------ Раздел документа

Я принес Гёте несколько образчиков минералов, в том числе кусок глинистой охры. Дешан нашел ее в Кормайоне и раззвонил о ней на весь свет. Как же Гёте был удивлен, узнав в этой краске ту, которой Анжелика Кауфман обычно писала человеческое тело.
— Она ценила на вес золота малую толику этой охры, у нее имевшейся. Но где ее находят, не знала.
Гёте сказал своей невестке, что я с ним обращаюсь как с султаном — каждый день приношу дары.
— Скорее, как с ребенком, — ответила госпожа фон Гёте, и он невольно улыбнулся.
Я спросил Гёте, как он чувствует себя сегодня.
— Все-таки лучше, чем Наполеон на своем острове, — со вздохом отвечал он. По-видимому, изрядно затянувшееся болезненное состояние стало сказываться на нем.
Гёте снова в прекраснейшем расположении духа. Сегодня самый короткий день в году, и надежда, что дни теперь начнут неуклонно увеличиваться, видимо, весьма благотворно на него воздействует.
— Сегодня мы празднуем возрождение солнца, — этим радостным возгласом он встретил меня, когда я утром к нему вошел. Мне говорили, что во время, предшествующее самому короткому дню, он всегда бывает подавлен, охает и стонет.

------------
------ Предоставленные записи

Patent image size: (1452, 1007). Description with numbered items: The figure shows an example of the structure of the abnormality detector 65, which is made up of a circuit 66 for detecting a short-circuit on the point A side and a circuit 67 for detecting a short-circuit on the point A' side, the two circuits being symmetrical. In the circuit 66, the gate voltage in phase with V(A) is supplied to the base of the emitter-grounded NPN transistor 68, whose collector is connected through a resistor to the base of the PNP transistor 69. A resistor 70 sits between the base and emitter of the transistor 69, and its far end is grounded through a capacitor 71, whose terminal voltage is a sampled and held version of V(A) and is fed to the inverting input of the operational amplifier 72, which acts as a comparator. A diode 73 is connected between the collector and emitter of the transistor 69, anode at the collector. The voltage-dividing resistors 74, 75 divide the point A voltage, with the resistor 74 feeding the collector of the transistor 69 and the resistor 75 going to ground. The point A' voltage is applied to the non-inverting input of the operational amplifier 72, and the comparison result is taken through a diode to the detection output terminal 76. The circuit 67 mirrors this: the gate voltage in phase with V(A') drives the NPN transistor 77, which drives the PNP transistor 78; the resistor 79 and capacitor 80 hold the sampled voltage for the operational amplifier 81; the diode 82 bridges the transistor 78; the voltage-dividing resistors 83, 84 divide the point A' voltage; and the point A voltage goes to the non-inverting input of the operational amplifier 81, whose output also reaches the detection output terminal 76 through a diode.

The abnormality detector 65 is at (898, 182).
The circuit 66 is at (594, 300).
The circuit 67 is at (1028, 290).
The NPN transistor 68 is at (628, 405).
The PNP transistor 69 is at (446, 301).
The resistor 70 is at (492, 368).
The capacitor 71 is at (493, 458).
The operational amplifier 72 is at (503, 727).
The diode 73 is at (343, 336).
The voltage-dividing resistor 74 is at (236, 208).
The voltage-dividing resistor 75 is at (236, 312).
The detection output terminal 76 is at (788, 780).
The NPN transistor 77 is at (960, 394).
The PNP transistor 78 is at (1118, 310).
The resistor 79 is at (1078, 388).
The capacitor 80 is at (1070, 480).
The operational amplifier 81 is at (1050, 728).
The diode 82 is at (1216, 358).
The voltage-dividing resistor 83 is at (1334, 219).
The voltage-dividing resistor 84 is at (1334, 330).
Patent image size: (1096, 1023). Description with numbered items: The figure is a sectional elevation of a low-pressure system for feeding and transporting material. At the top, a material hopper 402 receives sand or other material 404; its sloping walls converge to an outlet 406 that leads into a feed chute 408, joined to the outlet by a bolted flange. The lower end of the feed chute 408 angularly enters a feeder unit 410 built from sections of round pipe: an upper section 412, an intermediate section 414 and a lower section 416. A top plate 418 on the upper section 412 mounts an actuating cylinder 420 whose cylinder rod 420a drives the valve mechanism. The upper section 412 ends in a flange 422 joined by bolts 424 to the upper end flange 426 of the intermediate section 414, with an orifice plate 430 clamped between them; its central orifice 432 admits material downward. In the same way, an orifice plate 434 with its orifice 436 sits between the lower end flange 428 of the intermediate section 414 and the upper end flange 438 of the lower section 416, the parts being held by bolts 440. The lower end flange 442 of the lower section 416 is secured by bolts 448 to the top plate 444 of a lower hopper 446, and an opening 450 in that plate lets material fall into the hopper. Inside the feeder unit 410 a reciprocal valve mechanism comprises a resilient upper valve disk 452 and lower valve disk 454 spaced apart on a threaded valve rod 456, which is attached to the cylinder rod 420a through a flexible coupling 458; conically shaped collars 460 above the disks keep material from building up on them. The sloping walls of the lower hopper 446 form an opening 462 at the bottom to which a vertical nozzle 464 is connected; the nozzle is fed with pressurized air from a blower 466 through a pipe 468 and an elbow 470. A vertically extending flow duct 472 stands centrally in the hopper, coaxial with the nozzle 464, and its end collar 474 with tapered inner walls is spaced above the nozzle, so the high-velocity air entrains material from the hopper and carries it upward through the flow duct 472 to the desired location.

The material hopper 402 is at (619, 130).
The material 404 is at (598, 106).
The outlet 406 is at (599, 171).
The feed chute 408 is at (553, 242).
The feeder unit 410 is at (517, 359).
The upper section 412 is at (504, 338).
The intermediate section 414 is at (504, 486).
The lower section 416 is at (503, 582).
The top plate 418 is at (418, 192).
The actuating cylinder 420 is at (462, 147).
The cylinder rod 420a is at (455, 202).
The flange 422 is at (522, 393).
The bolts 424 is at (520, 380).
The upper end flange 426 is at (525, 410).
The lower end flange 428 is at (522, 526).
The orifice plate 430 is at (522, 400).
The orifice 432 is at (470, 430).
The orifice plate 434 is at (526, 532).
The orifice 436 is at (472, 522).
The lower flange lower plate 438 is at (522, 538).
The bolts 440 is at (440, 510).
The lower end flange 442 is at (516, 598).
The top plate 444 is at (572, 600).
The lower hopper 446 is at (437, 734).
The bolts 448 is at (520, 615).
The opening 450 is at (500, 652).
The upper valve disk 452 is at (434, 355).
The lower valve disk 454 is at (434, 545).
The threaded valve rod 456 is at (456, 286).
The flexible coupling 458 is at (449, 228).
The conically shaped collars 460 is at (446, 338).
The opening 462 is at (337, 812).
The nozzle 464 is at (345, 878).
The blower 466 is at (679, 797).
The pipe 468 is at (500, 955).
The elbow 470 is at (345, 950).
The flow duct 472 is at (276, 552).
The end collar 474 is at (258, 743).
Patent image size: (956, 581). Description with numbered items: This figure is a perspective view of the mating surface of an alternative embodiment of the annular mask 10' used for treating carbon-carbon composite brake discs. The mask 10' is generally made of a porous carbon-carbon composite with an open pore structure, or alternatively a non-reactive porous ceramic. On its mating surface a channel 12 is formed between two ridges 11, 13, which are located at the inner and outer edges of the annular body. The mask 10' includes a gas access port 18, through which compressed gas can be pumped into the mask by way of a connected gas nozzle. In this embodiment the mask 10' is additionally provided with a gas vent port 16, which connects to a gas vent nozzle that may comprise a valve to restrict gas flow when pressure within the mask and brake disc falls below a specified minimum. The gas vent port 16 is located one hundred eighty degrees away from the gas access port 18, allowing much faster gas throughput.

------------

Рабочее задание 1 -
Измените фрагмент о Гёте между словами «Гёте снова в» и «на него воздействует.» включительно и поставьте «благоприятно» на место «благотворно».
Рабочее задание 2 -
Переведите на английский предложение из фрагмента о Гёте: «Я спросил Гёте, как он чувствует себя сегодня».

Результат задания 1 -
Гёте снова в прекраснейшем расположении духа. Сегодня самый короткий день в году, и надежда, что дни теперь начнут неуклонно увеличиваться, видимо, весьма благоприятно на него воздействует.

Результат задания 2 -
I asked Goethe how he was feeling today.